Figure record listings:
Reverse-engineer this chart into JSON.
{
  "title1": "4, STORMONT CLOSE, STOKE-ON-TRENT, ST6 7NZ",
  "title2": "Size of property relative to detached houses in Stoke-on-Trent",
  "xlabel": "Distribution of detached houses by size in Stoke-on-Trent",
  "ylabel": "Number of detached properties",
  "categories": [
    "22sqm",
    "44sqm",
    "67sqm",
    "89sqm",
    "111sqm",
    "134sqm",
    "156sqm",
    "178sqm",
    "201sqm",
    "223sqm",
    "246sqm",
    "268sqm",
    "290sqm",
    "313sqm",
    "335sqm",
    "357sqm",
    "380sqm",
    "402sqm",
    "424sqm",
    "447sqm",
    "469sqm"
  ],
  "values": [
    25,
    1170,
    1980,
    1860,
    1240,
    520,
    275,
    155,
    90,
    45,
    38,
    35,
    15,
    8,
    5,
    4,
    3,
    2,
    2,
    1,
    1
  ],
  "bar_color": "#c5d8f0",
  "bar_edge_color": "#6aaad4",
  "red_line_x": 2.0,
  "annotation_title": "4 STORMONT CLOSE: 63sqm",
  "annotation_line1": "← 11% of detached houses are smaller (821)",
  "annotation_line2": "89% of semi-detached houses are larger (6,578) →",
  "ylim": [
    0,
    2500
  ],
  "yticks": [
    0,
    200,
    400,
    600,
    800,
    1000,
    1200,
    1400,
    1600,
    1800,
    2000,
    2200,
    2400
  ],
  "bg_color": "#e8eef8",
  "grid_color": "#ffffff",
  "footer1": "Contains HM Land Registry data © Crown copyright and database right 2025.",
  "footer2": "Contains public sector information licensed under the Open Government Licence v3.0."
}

Goal:
A line counts if it holds the word "STORMONT". How many lines of the entries count? Give the number only.

Result of the task:
2